## Prompt
Please print every record below exactly as it reads.

=== Records supplied ===

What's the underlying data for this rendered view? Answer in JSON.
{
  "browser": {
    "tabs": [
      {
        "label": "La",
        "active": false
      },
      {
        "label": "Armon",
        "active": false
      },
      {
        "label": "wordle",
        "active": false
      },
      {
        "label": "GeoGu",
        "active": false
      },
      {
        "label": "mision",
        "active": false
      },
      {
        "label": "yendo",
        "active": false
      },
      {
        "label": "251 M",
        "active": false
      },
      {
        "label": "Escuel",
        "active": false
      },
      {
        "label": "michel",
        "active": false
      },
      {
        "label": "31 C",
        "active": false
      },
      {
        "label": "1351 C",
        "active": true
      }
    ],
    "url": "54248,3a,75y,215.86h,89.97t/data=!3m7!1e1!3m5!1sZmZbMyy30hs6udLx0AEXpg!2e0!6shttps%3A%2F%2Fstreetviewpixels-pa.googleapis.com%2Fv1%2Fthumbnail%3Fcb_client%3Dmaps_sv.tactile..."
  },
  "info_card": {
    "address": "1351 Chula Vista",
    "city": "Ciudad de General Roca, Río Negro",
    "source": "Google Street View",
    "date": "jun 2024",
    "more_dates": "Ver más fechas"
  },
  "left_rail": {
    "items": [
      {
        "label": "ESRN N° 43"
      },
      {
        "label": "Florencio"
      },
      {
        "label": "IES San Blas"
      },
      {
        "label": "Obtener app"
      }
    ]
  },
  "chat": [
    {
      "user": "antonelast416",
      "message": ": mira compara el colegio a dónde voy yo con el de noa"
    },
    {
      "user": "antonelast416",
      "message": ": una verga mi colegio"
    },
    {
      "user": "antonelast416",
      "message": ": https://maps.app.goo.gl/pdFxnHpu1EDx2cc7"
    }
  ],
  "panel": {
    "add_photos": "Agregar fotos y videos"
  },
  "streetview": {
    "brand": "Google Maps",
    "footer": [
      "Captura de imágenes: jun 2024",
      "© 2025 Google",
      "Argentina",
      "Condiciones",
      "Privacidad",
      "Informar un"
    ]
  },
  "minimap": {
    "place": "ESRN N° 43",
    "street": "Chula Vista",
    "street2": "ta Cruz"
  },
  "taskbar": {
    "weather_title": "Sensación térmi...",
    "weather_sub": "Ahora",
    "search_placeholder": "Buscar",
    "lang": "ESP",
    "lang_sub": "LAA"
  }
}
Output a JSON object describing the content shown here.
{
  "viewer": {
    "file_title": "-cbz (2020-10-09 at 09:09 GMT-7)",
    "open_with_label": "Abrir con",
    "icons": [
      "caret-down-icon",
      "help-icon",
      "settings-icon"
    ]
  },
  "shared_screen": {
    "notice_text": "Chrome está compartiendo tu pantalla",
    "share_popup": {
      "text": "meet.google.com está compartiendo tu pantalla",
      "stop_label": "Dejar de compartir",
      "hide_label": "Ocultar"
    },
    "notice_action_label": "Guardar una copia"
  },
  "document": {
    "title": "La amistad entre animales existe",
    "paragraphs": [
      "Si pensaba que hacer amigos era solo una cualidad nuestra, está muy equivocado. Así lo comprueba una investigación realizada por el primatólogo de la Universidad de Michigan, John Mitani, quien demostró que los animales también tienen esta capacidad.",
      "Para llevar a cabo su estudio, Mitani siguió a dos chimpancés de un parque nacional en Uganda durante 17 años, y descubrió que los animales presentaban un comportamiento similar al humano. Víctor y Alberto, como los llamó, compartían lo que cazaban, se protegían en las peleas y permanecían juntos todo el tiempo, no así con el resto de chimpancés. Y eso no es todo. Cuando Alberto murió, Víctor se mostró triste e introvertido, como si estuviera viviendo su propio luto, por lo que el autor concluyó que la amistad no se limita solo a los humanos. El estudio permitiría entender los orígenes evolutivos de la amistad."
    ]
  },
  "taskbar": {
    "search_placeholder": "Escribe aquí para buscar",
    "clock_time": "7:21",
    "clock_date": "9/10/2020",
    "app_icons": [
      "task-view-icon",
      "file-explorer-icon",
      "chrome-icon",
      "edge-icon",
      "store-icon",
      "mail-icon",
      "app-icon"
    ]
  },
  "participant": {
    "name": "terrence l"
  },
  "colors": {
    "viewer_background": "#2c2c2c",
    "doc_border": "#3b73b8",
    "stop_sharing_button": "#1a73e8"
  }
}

===

## Written answer
What's the underlying data for this rendered view? Answer in JSON.
{
  "browser": {
    "tabs": [
      {
        "label": "La",
        "active": false
      },
      {
        "label": "Armon",
        "active": false
      },
      {
        "label": "wordle",
        "active": false
      },
      {
        "label": "GeoGu",
        "active": false
      },
      {
        "label": "mision",
        "active": false
      },
      {
        "label": "yendo",
        "active": false
      },
      {
        "label": "251 M",
        "active": false
      },
      {
        "label": "Escuel",
        "active": false
      },
      {
        "label": "michel",
        "active": false
      },
      {
        "label": "31 C",
        "active": false
      },
      {
        "label": "1351 C",
        "active": true
      }
    ],
    "url": "54248,3a,75y,215.86h,89.97t/data=!3m7!1e1!3m5!1sZmZbMyy30hs6udLx0AEXpg!2e0!6shttps%3A%2F%2Fstreetviewpixels-pa.googleapis.com%2Fv1%2Fthumbnail%3Fcb_client%3Dmaps_sv.tactile..."
  },
  "info_card": {
    "address": "1351 Chula Vista",
    "city": "Ciudad de General Roca, Río Negro",
    "source": "Google Street View",
    "date": "jun 2024",
    "more_dates": "Ver más fechas"
  },
  "left_rail": {
    "items": [
      {
        "label": "ESRN N° 43"
      },
      {
        "label": "Florencio"
      },
      {
        "label": "IES San Blas"
      },
      {
        "label": "Obtener app"
      }
    ]
  },
  "chat": [
    {
      "user": "antonelast416",
      "message": ": mira compara el colegio a dónde voy yo con el de noa"
    },
    {
      "user": "antonelast416",
      "message": ": una verga mi colegio"
    },
    {
      "user": "antonelast416",
      "message": ": https://maps.app.goo.gl/pdFxnHpu1EDx2cc7"
    }
  ],
  "panel": {
    "add_photos": "Agregar fotos y videos"
  },
  "streetview": {
    "brand": "Google Maps",
    "footer": [
      "Captura de imágenes: jun 2024",
      "© 2025 Google",
      "Argentina",
      "Condiciones",
      "Privacidad",
      "Informar un"
    ]
  },
  "minimap": {
    "place": "ESRN N° 43",
    "street": "Chula Vista",
    "street2": "ta Cruz"
  },
  "taskbar": {
    "weather_title": "Sensación térmi...",
    "weather_sub": "Ahora",
    "search_placeholder": "Buscar",
    "lang": "ESP",
    "lang_sub": "LAA"
  }
}
Output a JSON object describing the content shown here.
{
  "viewer": {
    "file_title": "-cbz (2020-10-09 at 09:09 GMT-7)",
    "open_with_label": "Abrir con",
    "icons": [
      "caret-down-icon",
      "help-icon",
      "settings-icon"
    ]
  },
  "shared_screen": {
    "notice_text": "Chrome está compartiendo tu pantalla",
    "share_popup": {
      "text": "meet.google.com está compartiendo tu pantalla",
      "stop_label": "Dejar de compartir",
      "hide_label": "Ocultar"
    },
    "notice_action_label": "Guardar una copia"
  },
  "document": {
    "title": "La amistad entre animales existe",
    "paragraphs": [
      "Si pensaba que hacer amigos era solo una cualidad nuestra, está muy equivocado. Así lo comprueba una investigación realizada por el primatólogo de la Universidad de Michigan, John Mitani, quien demostró que los animales también tienen esta capacidad.",
      "Para llevar a cabo su estudio, Mitani siguió a dos chimpancés de un parque nacional en Uganda durante 17 años, y descubrió que los animales presentaban un comportamiento similar al humano. Víctor y Alberto, como los llamó, compartían lo que cazaban, se protegían en las peleas y permanecían juntos todo el tiempo, no así con el resto de chimpancés. Y eso no es todo. Cuando Alberto murió, Víctor se mostró triste e introvertido, como si estuviera viviendo su propio luto, por lo que el autor concluyó que la amistad no se limita solo a los humanos. El estudio permitiría entender los orígenes evolutivos de la amistad."
    ]
  },
  "taskbar": {
    "search_placeholder": "Escribe aquí para buscar",
    "clock_time": "7:21",
    "clock_date": "9/10/2020",
    "app_icons": [
      "task-view-icon",
      "file-explorer-icon",
      "chrome-icon",
      "edge-icon",
      "store-icon",
      "mail-icon",
      "app-icon"
    ]
  },
  "participant": {
    "name": "terrence l"
  },
  "colors": {
    "viewer_background": "#2c2c2c",
    "doc_border": "#3b73b8",
    "stop_sharing_button": "#1a73e8"
  }
}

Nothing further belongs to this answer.